• Your goal: Print every row below verbatim, omitting the pictures.
____ Available data
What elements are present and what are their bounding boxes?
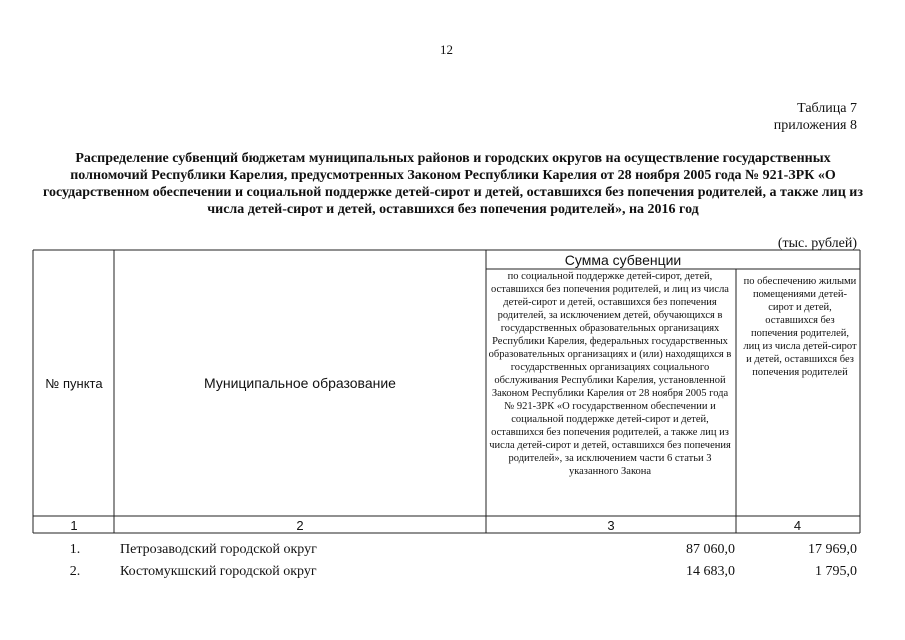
row-value-col4: 17 969,0: [808, 542, 857, 557]
appendix-label: приложения 8: [773, 118, 857, 133]
table-row: [0, 542, 905, 562]
row-number: 1.: [69, 542, 81, 557]
header-col4: по обеспечению жилыми помещениями детей-сирот и детей, оставшихся без попечения родителей, лиц из числа детей-сирот и детей, оставшихся без попечения родителей: [743, 276, 857, 378]
column-number-3: 3: [607, 517, 615, 533]
row-municipality: Петрозаводский городской округ: [120, 542, 317, 557]
document-title: Распределение субвенций бюджетам муниципальных районов и городских округов на осуществление государственных полномочий Республики Карелия, предусмотренных Законом Республики Карелия от 28 ноября 2005 года № 921-ЗРК «О государственном обеспечении и социальной поддержке детей-сирот и детей, оставшихся без попечения родителей, а также лиц из числа детей-сирот и детей, оставшихся без попечения родителей», на 2016 год: [43, 151, 863, 217]
header-municipality: Муниципальное образование: [204, 375, 396, 391]
column-number-2: 2: [296, 517, 304, 533]
header-number: № пункта: [45, 375, 103, 391]
row-number: 2.: [69, 564, 81, 579]
table-label: Таблица 7: [797, 101, 857, 116]
row-municipality: Костомукшский городской округ: [120, 564, 317, 579]
column-number-1: 1: [70, 517, 78, 533]
header-col3: по социальной поддержке детей-сирот, детей, оставшихся без попечения родителей, и лиц из числа детей-сирот и детей, оставшихся без попечения родителей, за исключением детей, обучающихся в государственных образовательных организациях Республики Карелия, федеральных государственных образовательных организациях и (или) находящихся в государственных организациях социального обслуживания Республики Карелия, установленной Законом Республики Карелия от 28 ноября 2005 года № 921-ЗРК «О государственном обеспечении и социальной поддержке детей-сирот и детей, оставшихся без попечения родителей, а также лиц из числа детей-сирот и детей, оставшихся без попечения родителей», за исключением части 6 статьи 3 указанного Закона: [488, 271, 732, 477]
appendix-reference: [774, 100, 857, 134]
row-value-col3: 87 060,0: [686, 542, 735, 557]
header-subvention-sum: Сумма субвенции: [564, 252, 682, 268]
page-number: 12: [440, 42, 453, 57]
row-value-col3: 14 683,0: [686, 564, 735, 579]
unit-label: (тыс. рублей): [777, 236, 857, 251]
column-number-4: 4: [793, 517, 802, 533]
table-row: [0, 564, 905, 584]
row-value-col4: 1 795,0: [815, 564, 857, 579]
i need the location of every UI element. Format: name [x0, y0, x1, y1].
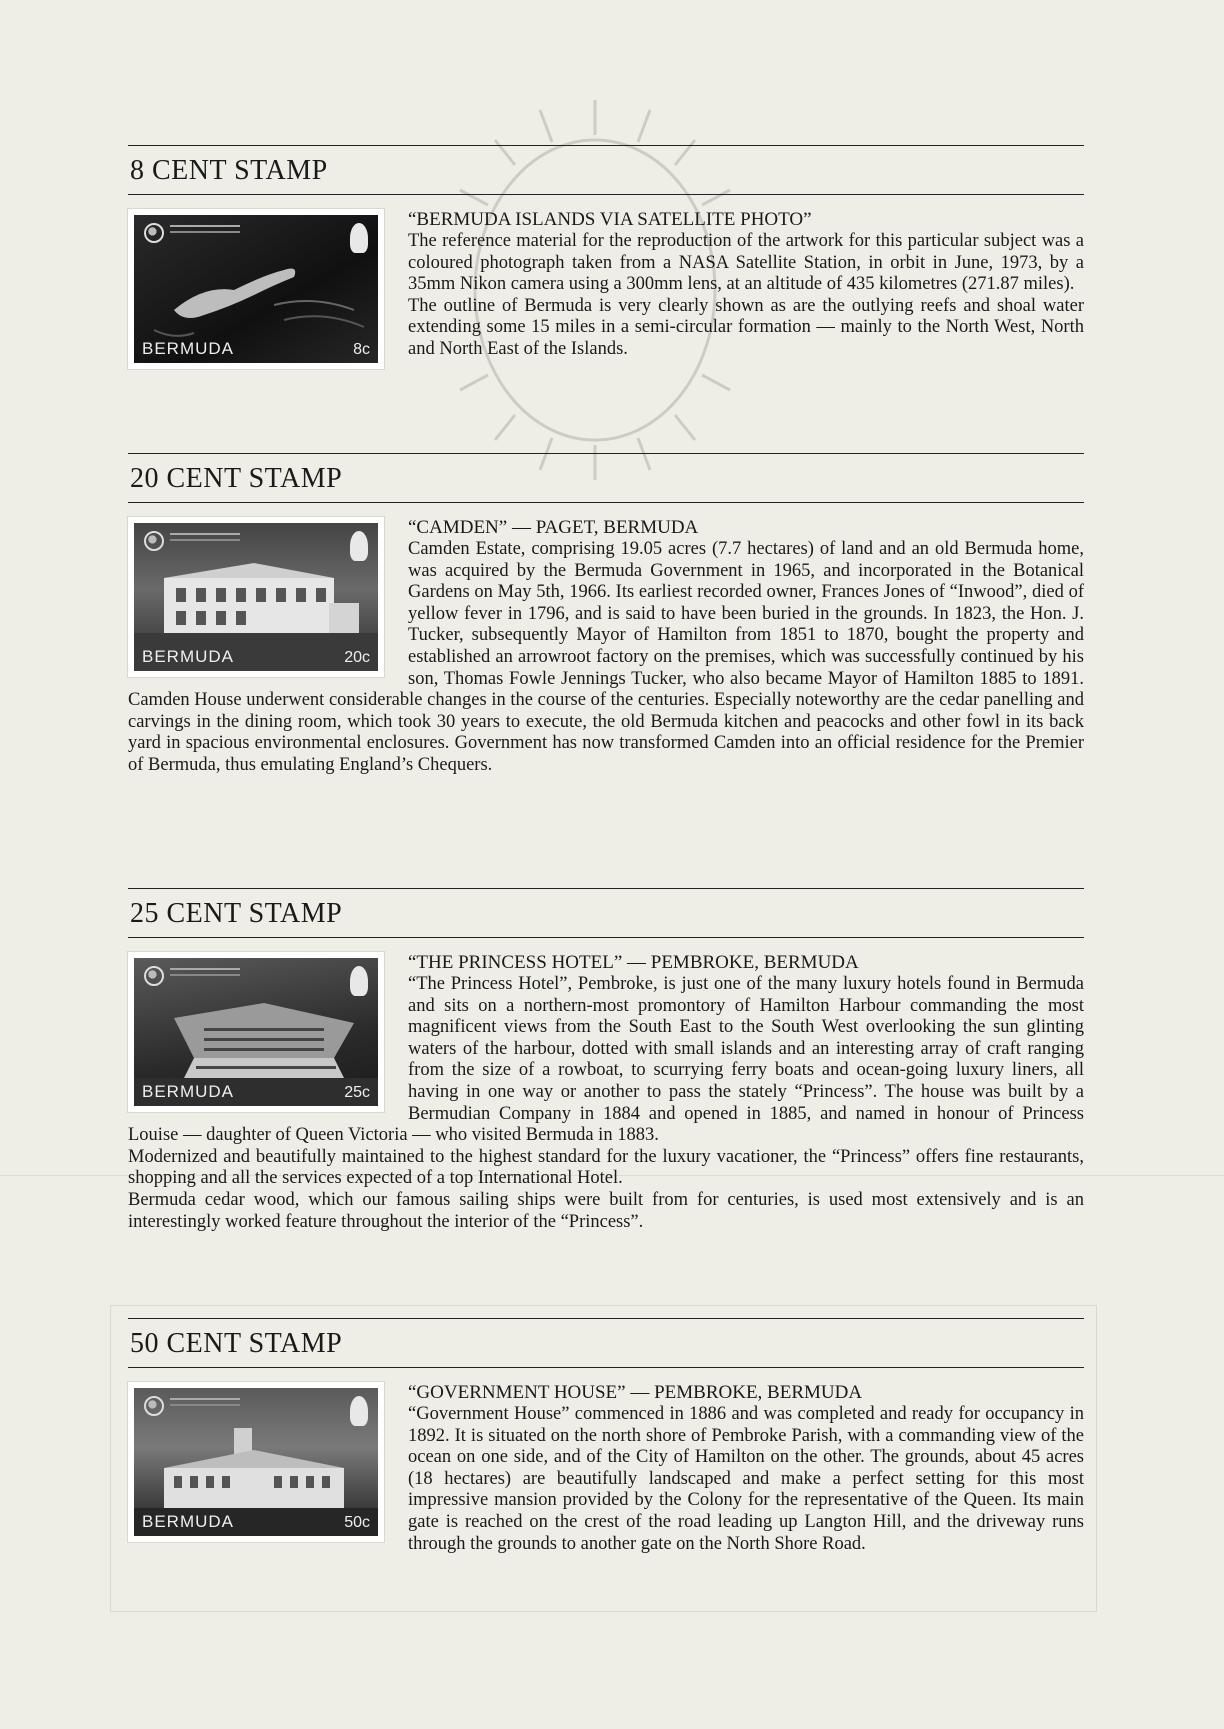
section-8-cent [128, 145, 1084, 377]
stamp-subtitle: “GOVERNMENT HOUSE” — PEMBROKE, BERMUDA [408, 1382, 863, 1403]
paragraph: Camden Estate, comprising 19.05 acres (7.7 hectares) of land and an old Bermuda home, was acquired by the Bermuda Government in 1965, and incorporated in the Botanical Gardens on May 5th, 1966. Its earliest recorded owner, Frances Jones of “Inwood”, died of yellow fever in 1796, and is said to have been buried in the grounds. In 1823, the Hon. J. Tucker, subsequently Mayor of Hamilton from 1851 to 1870, bought the property and established an arrowroot factory on the premises, which was successfully continued by his son, Thomas Fowle Jennings Tucker, who also became Mayor of Hamilton 1885 to 1891. Camden House underwent considerable changes in the course of the centuries. Especially noteworthy are the cedar panelling and carvings in the dining room, which took 30 years to execute, the old Bermuda kitchen and peacocks and other fowl in its back yard in spacious environmental enclosures. Government has now transformed Camden into an official residence for the Premier of Bermuda, thus emulating England’s Chequers. [128, 539, 1084, 775]
paragraph: “Government House” commenced in 1886 and was completed and ready for occupancy in 1892. It is situated on the north shore of Pembroke Parish, with a commanding view of the ocean on one side, and of the City of Hamilton on the other. The grounds, about 45 acres (18 hectares) are beautifully landscaped and make a perfect setting for this most impressive mansion provided by the Colony for the representative of the Queen. Its main gate is reached on the crest of the road leading up Langton Hill, and the driveway runs through the grounds to another gate on the North Shore Road. [408, 1404, 1084, 1554]
conference-logo-icon [144, 223, 164, 243]
queen-silhouette-icon [350, 531, 368, 561]
section-heading: 8 CENT STAMP [130, 155, 328, 186]
section-body [128, 952, 1084, 1233]
stamp-country: BERMUDA [142, 647, 235, 666]
paragraph: “The Princess Hotel”, Pembroke, is just one of the many luxury hotels found in Bermuda and sits on a northern-most promontory of Hamilton Harbour commanding the most magnificent views from the South East to the South West overlooking the sun glinting waters of the harbour, dotted with small islands and an interesting array of craft ranging from the size of a rowboat, to scurrying ferry boats and ocean-going luxury liners, all having in one way or another to pass the stately “Princess”. The house was built by a Bermudian Company in 1884 and opened in 1885, and named in honour of Princess Louise — daughter of Queen Victoria — who visited Bermuda in 1883. [128, 974, 1084, 1146]
section-20-cent [128, 453, 1084, 777]
stamp-value: 50c [344, 1514, 370, 1531]
section-body [128, 517, 1084, 777]
section-heading: 50 CENT STAMP [130, 1328, 343, 1359]
stamp-value: 25c [344, 1084, 370, 1101]
section-heading: 20 CENT STAMP [130, 463, 343, 494]
stamp-image-25c [128, 952, 384, 1112]
conference-logo-icon [144, 1396, 164, 1416]
queen-silhouette-icon [350, 223, 368, 253]
conference-logo-icon [144, 531, 164, 551]
conference-logo-icon [144, 966, 164, 986]
paragraph: The reference material for the reproduction of the artwork for this particular subject was a coloured photograph taken from a NASA Satellite Station, in orbit in June, 1973, by a 35mm Nikon camera using a 300mm lens, at an altitude of 435 kilometres (271.87 miles). [408, 231, 1084, 295]
stamp-subtitle: “CAMDEN” — PAGET, BERMUDA [408, 517, 699, 538]
stamp-country: BERMUDA [142, 1512, 235, 1531]
stamp-image-50c [128, 1382, 384, 1542]
section-heading: 25 CENT STAMP [130, 898, 343, 929]
queen-silhouette-icon [350, 966, 368, 996]
rule-bottom [128, 194, 1084, 195]
queen-silhouette-icon [350, 1396, 368, 1426]
paragraph: The outline of Bermuda is very clearly shown as are the outlying reefs and shoal water extending some 15 miles in a semi-circular formation — mainly to the North West, North and North East of the Islands. [408, 295, 1084, 359]
stamp-value: 8c [353, 341, 370, 358]
stamp-caption-lines [170, 533, 240, 541]
rule-bottom [128, 1367, 1084, 1368]
stamp-caption-lines [170, 968, 240, 976]
paragraph: Modernized and beautifully maintained to the highest standard for the luxury vacationer, the “Princess” offers fine restaurants, shopping and all the services expected of a top International Hotel. [128, 1146, 1084, 1189]
rule-bottom [128, 937, 1084, 938]
stamp-value: 20c [344, 649, 370, 666]
stamp-caption-lines [170, 1398, 240, 1406]
stamp-image-20c [128, 517, 384, 677]
section-body [128, 209, 1084, 377]
stamp-country: BERMUDA [142, 339, 235, 358]
section-25-cent [128, 888, 1084, 1233]
rule-bottom [128, 502, 1084, 503]
stamp-subtitle: “BERMUDA ISLANDS VIA SATELLITE PHOTO” [408, 209, 812, 230]
stamp-image-8c [128, 209, 384, 369]
stamp-subtitle: “THE PRINCESS HOTEL” — PEMBROKE, BERMUDA [408, 952, 859, 973]
section-50-cent [128, 1318, 1084, 1555]
stamp-caption-lines [170, 225, 240, 233]
section-body [128, 1382, 1084, 1555]
paragraph: Bermuda cedar wood, which our famous sailing ships were built from for centuries, is used most extensively and is an interestingly worked feature throughout the interior of the “Princess”. [128, 1189, 1084, 1232]
stamp-country: BERMUDA [142, 1082, 235, 1101]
________
• Solution to this problem:
What elements are present and what are their bounding boxes?
row-value-col4: 17 969,0: [808, 542, 857, 557]
appendix-label: приложения 8: [773, 118, 857, 133]
table-row: [0, 542, 905, 562]
row-number: 1.: [69, 542, 81, 557]
header-col4: по обеспечению жилыми помещениями детей-сирот и детей, оставшихся без попечения родителей, лиц из числа детей-сирот и детей, оставшихся без попечения родителей: [743, 276, 857, 378]
column-number-3: 3: [607, 517, 615, 533]
row-municipality: Петрозаводский городской округ: [120, 542, 317, 557]
document-title: Распределение субвенций бюджетам муниципальных районов и городских округов на осуществление государственных полномочий Республики Карелия, предусмотренных Законом Республики Карелия от 28 ноября 2005 года № 921-ЗРК «О государственном обеспечении и социальной поддержке детей-сирот и детей, оставшихся без попечения родителей, а также лиц из числа детей-сирот и детей, оставшихся без попечения родителей», на 2016 год: [43, 151, 863, 217]
header-municipality: Муниципальное образование: [204, 375, 396, 391]
column-number-2: 2: [296, 517, 304, 533]
header-number: № пункта: [45, 375, 103, 391]
row-number: 2.: [69, 564, 81, 579]
table-label: Таблица 7: [797, 101, 857, 116]
row-municipality: Костомукшский городской округ: [120, 564, 317, 579]
column-number-1: 1: [70, 517, 78, 533]
header-col3: по социальной поддержке детей-сирот, детей, оставшихся без попечения родителей, и лиц из числа детей-сирот и детей, оставшихся без попечения родителей, за исключением детей, обучающихся в государственных образовательных организациях Республики Карелия, федеральных государственных образовательных организациях и (или) находящихся в государственных организациях социального обслуживания Республики Карелия, установленной Законом Республики Карелия от 28 ноября 2005 года № 921-ЗРК «О государственном обеспечении и социальной поддержке детей-сирот и детей, оставшихся без попечения родителей, а также лиц из числа детей-сирот и детей, оставшихся без попечения родителей», за исключением части 6 статьи 3 указанного Закона: [488, 271, 732, 477]
appendix-reference: [774, 100, 857, 134]
row-value-col3: 87 060,0: [686, 542, 735, 557]
header-subvention-sum: Сумма субвенции: [564, 252, 682, 268]
page-number: 12: [440, 42, 453, 57]
row-value-col3: 14 683,0: [686, 564, 735, 579]
unit-label: (тыс. рублей): [777, 236, 857, 251]
column-number-4: 4: [793, 517, 802, 533]
table-row: [0, 564, 905, 584]
row-value-col4: 1 795,0: [815, 564, 857, 579]
i need the location of every UI element. Format: name [x0, y0, x1, y1].
section-8-cent [128, 145, 1084, 377]
stamp-subtitle: “GOVERNMENT HOUSE” — PEMBROKE, BERMUDA [408, 1382, 863, 1403]
paragraph: Camden Estate, comprising 19.05 acres (7.7 hectares) of land and an old Bermuda home, was acquired by the Bermuda Government in 1965, and incorporated in the Botanical Gardens on May 5th, 1966. Its earliest recorded owner, Frances Jones of “Inwood”, died of yellow fever in 1796, and is said to have been buried in the grounds. In 1823, the Hon. J. Tucker, subsequently Mayor of Hamilton from 1851 to 1870, bought the property and established an arrowroot factory on the premises, which was successfully continued by his son, Thomas Fowle Jennings Tucker, who also became Mayor of Hamilton 1885 to 1891. Camden House underwent considerable changes in the course of the centuries. Especially noteworthy are the cedar panelling and carvings in the dining room, which took 30 years to execute, the old Bermuda kitchen and peacocks and other fowl in its back yard in spacious environmental enclosures. Government has now transformed Camden into an official residence for the Premier of Bermuda, thus emulating England’s Chequers. [128, 539, 1084, 775]
paragraph: “Government House” commenced in 1886 and was completed and ready for occupancy in 1892. It is situated on the north shore of Pembroke Parish, with a commanding view of the ocean on one side, and of the City of Hamilton on the other. The grounds, about 45 acres (18 hectares) are beautifully landscaped and make a perfect setting for this most impressive mansion provided by the Colony for the representative of the Queen. Its main gate is reached on the crest of the road leading up Langton Hill, and the driveway runs through the grounds to another gate on the North Shore Road. [408, 1404, 1084, 1554]
conference-logo-icon [144, 223, 164, 243]
queen-silhouette-icon [350, 531, 368, 561]
section-heading: 8 CENT STAMP [130, 155, 328, 186]
section-body [128, 952, 1084, 1233]
stamp-country: BERMUDA [142, 647, 235, 666]
paragraph: “The Princess Hotel”, Pembroke, is just one of the many luxury hotels found in Bermuda and sits on a northern-most promontory of Hamilton Harbour commanding the most magnificent views from the South East to the South West overlooking the sun glinting waters of the harbour, dotted with small islands and an interesting array of craft ranging from the size of a rowboat, to scurrying ferry boats and ocean-going luxury liners, all having in one way or another to pass the stately “Princess”. The house was built by a Bermudian Company in 1884 and opened in 1885, and named in honour of Princess Louise — daughter of Queen Victoria — who visited Bermuda in 1883. [128, 974, 1084, 1146]
section-20-cent [128, 453, 1084, 777]
stamp-value: 50c [344, 1514, 370, 1531]
section-body [128, 517, 1084, 777]
section-heading: 50 CENT STAMP [130, 1328, 343, 1359]
stamp-value: 25c [344, 1084, 370, 1101]
section-heading: 20 CENT STAMP [130, 463, 343, 494]
stamp-image-25c [128, 952, 384, 1112]
conference-logo-icon [144, 1396, 164, 1416]
queen-silhouette-icon [350, 223, 368, 253]
conference-logo-icon [144, 531, 164, 551]
conference-logo-icon [144, 966, 164, 986]
paragraph: The reference material for the reproduction of the artwork for this particular subject was a coloured photograph taken from a NASA Satellite Station, in orbit in June, 1973, by a 35mm Nikon camera using a 300mm lens, at an altitude of 435 kilometres (271.87 miles). [408, 231, 1084, 295]
stamp-subtitle: “CAMDEN” — PAGET, BERMUDA [408, 517, 699, 538]
stamp-country: BERMUDA [142, 1512, 235, 1531]
stamp-image-50c [128, 1382, 384, 1542]
section-heading: 25 CENT STAMP [130, 898, 343, 929]
queen-silhouette-icon [350, 966, 368, 996]
rule-bottom [128, 194, 1084, 195]
queen-silhouette-icon [350, 1396, 368, 1426]
paragraph: The outline of Bermuda is very clearly shown as are the outlying reefs and shoal water extending some 15 miles in a semi-circular formation — mainly to the North West, North and North East of the Islands. [408, 295, 1084, 359]
stamp-value: 8c [353, 341, 370, 358]
stamp-caption-lines [170, 533, 240, 541]
rule-bottom [128, 1367, 1084, 1368]
stamp-caption-lines [170, 968, 240, 976]
paragraph: Modernized and beautifully maintained to the highest standard for the luxury vacationer, the “Princess” offers fine restaurants, shopping and all the services expected of a top International Hotel. [128, 1146, 1084, 1189]
rule-bottom [128, 937, 1084, 938]
stamp-value: 20c [344, 649, 370, 666]
stamp-caption-lines [170, 1398, 240, 1406]
stamp-image-20c [128, 517, 384, 677]
section-body [128, 209, 1084, 377]
stamp-country: BERMUDA [142, 339, 235, 358]
section-25-cent [128, 888, 1084, 1233]
rule-bottom [128, 502, 1084, 503]
stamp-subtitle: “BERMUDA ISLANDS VIA SATELLITE PHOTO” [408, 209, 812, 230]
stamp-image-8c [128, 209, 384, 369]
stamp-subtitle: “THE PRINCESS HOTEL” — PEMBROKE, BERMUDA [408, 952, 859, 973]
section-50-cent [128, 1318, 1084, 1555]
stamp-caption-lines [170, 225, 240, 233]
section-body [128, 1382, 1084, 1555]
paragraph: Bermuda cedar wood, which our famous sailing ships were built from for centuries, is used most extensively and is an interestingly worked feature throughout the interior of the “Princess”. [128, 1189, 1084, 1232]
stamp-country: BERMUDA [142, 1082, 235, 1101]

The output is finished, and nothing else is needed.